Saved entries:
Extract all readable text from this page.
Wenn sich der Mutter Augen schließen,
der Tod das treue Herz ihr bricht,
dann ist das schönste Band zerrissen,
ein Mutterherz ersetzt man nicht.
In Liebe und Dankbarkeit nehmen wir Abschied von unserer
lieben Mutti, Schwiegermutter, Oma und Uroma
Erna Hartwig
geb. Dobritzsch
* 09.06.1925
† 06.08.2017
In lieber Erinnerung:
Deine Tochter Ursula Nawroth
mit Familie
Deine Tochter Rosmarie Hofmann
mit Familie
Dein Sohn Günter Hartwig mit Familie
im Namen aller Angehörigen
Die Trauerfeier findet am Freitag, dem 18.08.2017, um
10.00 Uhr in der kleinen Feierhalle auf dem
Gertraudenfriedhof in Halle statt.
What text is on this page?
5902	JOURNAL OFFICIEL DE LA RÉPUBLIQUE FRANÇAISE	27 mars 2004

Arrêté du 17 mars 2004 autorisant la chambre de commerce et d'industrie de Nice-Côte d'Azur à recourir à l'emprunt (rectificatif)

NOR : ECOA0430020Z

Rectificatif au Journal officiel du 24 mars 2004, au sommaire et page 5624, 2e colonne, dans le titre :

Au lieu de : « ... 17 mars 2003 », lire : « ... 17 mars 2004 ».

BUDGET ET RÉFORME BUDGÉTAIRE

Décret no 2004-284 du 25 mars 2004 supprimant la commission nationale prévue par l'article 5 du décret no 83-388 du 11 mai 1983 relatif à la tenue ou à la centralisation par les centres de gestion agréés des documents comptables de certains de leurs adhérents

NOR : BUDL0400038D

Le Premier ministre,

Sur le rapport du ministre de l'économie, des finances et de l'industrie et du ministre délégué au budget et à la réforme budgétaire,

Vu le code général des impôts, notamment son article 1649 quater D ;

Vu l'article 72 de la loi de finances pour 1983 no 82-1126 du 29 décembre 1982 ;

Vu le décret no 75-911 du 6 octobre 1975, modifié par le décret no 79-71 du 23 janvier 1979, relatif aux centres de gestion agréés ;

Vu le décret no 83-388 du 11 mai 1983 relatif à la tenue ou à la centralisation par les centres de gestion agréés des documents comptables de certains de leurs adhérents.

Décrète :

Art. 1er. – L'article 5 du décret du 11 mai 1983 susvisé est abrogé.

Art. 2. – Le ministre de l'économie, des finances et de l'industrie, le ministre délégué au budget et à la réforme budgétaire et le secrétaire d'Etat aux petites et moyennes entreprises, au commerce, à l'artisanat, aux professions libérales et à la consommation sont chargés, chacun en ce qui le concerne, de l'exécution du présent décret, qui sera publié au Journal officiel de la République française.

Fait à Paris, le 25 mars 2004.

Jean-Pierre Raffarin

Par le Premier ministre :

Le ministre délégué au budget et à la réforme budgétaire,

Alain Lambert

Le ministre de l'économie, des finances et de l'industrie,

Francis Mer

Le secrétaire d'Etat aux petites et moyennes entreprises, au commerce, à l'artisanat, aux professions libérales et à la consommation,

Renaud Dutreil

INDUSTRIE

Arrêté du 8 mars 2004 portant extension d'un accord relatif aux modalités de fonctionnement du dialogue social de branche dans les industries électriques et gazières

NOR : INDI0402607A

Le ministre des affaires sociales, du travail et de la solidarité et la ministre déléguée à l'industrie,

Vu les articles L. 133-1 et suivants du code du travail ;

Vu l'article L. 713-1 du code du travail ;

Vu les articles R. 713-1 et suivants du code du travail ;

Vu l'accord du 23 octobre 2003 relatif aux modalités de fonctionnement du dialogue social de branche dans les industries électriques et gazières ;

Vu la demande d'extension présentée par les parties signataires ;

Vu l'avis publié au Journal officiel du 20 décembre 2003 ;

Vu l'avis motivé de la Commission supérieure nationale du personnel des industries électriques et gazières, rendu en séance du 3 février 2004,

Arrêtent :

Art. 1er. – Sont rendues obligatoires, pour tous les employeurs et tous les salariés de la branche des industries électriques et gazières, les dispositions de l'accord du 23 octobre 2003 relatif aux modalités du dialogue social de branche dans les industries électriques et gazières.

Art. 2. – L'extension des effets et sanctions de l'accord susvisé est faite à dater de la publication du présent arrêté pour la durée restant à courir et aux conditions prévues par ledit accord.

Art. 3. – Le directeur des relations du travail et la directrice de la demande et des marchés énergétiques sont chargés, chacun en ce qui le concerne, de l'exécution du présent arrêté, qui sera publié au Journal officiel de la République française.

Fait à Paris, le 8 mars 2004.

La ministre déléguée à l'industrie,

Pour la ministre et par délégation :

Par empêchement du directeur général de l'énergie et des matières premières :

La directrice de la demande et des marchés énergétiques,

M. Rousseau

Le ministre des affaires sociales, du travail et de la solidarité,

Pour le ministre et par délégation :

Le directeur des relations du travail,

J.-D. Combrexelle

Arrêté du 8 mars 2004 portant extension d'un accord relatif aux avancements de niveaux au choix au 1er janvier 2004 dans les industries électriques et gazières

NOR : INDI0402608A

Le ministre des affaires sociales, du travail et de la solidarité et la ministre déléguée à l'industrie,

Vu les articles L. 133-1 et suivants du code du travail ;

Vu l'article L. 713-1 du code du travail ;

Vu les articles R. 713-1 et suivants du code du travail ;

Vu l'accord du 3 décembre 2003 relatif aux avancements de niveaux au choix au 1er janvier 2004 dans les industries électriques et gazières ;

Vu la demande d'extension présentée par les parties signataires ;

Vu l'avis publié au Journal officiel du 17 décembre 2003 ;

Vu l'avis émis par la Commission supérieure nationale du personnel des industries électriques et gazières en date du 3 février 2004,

• _Exercise aim_:
Collect every line above that contains the word "portant".

• _Answer to this exercise_:
Arrêté du 8 mars 2004 portant extension d'un accord relatif aux modalités de fonctionnement du dialogue social de branche dans les industries électriques et gazières
Arrêté du 8 mars 2004 portant extension d'un accord relatif aux avancements de niveaux au choix au 1er janvier 2004 dans les industries électriques et gazières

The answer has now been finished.